Look for the string "name" in the lines and copy each line that has it.

* DATA ROWS *
- - -

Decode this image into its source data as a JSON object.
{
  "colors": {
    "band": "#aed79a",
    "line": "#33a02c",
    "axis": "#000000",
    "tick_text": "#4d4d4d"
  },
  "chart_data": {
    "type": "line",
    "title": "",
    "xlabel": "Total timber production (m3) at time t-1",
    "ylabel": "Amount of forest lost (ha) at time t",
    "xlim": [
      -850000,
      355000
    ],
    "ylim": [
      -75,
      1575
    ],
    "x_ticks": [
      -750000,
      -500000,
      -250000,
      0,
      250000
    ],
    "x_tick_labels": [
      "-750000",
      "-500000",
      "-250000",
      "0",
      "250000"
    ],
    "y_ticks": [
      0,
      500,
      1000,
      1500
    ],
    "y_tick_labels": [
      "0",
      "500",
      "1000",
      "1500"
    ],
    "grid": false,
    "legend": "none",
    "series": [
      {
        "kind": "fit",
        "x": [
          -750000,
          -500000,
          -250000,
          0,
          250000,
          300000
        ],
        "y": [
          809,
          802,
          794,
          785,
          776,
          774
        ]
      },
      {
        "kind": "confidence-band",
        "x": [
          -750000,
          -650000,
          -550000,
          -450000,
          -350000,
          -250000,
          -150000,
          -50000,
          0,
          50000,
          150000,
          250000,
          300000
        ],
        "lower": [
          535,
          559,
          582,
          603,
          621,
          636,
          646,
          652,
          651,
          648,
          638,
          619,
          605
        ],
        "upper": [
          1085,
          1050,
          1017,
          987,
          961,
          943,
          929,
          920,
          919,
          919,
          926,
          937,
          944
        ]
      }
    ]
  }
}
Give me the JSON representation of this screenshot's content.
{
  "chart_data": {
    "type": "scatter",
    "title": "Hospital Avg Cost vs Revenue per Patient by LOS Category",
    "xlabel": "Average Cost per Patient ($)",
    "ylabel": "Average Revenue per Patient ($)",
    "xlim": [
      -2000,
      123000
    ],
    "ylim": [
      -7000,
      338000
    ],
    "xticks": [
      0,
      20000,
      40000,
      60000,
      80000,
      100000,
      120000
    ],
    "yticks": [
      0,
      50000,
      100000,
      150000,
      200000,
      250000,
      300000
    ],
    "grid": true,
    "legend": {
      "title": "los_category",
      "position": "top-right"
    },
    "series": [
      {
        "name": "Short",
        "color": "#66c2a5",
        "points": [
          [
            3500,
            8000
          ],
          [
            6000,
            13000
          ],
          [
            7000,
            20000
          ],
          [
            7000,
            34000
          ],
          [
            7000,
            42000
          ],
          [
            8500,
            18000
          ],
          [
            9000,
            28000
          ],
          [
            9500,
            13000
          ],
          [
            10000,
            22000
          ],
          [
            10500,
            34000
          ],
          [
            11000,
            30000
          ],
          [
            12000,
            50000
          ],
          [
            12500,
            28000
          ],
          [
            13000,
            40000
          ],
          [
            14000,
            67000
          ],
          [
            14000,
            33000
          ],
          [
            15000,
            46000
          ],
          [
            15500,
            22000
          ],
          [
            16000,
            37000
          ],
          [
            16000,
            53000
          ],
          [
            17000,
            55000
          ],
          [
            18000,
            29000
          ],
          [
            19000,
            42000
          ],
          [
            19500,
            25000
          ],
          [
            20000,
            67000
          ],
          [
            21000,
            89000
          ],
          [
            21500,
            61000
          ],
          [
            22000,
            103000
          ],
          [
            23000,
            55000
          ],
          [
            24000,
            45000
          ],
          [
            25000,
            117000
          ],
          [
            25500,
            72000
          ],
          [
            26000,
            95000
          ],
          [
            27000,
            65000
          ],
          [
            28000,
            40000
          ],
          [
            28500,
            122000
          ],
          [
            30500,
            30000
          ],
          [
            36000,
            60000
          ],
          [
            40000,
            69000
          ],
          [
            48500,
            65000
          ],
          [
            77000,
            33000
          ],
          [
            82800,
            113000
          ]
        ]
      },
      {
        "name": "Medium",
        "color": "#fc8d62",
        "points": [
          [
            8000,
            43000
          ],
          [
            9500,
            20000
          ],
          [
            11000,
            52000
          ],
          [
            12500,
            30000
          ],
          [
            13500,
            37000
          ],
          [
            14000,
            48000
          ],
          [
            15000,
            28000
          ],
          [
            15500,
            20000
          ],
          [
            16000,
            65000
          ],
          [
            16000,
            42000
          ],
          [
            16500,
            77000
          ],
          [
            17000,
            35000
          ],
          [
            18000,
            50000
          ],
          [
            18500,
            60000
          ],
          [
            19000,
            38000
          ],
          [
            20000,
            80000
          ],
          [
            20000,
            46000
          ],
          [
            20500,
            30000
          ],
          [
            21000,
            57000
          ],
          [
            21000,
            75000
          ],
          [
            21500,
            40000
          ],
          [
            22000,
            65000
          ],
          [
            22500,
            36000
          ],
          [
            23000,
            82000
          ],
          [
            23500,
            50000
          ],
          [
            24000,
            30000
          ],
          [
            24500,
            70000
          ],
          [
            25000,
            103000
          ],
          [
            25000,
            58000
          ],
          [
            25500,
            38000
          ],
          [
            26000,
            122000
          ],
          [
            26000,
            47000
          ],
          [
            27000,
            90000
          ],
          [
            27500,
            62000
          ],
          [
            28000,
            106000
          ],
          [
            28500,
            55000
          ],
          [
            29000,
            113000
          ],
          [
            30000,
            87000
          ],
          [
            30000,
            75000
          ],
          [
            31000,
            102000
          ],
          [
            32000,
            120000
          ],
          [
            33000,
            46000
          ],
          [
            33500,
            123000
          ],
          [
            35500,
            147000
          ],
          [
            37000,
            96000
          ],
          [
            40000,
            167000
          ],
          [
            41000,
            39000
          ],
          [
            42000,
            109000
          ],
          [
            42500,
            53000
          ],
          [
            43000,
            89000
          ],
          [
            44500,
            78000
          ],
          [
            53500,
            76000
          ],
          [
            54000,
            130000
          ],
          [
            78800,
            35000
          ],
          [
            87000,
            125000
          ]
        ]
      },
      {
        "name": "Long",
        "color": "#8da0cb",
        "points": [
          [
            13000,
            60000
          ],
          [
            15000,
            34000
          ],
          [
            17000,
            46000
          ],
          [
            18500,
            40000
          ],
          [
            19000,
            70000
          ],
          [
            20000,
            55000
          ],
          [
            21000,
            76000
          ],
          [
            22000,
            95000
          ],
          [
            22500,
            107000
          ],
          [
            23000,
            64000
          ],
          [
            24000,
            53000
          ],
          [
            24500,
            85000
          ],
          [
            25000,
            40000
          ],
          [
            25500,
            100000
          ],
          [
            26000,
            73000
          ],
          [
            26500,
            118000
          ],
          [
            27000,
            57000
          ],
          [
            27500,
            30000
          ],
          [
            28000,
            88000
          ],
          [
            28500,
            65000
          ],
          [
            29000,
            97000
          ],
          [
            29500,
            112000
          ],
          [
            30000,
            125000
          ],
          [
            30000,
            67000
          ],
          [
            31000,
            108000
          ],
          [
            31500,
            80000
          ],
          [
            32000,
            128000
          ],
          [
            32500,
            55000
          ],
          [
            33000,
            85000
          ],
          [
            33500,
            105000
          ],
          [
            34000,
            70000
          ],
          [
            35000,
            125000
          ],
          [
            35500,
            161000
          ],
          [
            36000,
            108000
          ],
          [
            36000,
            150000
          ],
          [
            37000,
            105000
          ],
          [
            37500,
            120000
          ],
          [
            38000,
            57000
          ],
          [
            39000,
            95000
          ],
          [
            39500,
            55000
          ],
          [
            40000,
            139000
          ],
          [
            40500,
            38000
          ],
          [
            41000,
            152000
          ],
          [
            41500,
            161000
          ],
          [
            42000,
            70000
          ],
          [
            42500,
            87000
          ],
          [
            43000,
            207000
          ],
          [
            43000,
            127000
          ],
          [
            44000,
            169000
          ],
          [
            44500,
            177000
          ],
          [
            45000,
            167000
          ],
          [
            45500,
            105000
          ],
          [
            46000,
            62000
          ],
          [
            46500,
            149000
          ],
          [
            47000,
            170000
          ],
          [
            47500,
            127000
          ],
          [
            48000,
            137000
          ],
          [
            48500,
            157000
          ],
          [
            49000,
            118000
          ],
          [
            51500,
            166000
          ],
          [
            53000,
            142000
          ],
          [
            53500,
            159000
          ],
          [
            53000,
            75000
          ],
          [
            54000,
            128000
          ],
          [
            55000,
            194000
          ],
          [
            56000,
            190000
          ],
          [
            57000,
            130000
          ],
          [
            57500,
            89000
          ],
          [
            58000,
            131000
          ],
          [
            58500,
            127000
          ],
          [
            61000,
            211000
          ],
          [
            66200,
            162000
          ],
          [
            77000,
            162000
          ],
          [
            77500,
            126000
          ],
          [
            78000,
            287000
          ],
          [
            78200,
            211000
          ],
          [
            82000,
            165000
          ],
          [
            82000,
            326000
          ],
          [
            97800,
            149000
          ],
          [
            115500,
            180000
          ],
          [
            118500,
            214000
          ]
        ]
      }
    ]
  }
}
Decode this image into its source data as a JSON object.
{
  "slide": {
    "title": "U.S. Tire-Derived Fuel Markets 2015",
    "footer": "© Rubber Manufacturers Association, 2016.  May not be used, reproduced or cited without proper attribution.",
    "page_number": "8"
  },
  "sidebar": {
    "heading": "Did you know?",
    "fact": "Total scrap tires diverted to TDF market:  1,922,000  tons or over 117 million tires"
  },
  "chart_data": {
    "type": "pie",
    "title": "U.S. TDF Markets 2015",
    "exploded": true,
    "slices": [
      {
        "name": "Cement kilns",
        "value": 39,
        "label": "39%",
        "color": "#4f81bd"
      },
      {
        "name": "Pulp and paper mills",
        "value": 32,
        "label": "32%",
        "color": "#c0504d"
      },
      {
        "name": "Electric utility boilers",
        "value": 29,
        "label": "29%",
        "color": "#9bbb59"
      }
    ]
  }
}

- - -

* EXPECTED ANSWER *
        "name": "Short",
        "name": "Medium",
        "name": "Long",
        "name": "Cement kilns",
        "name": "Pulp and paper mills",
        "name": "Electric utility boilers",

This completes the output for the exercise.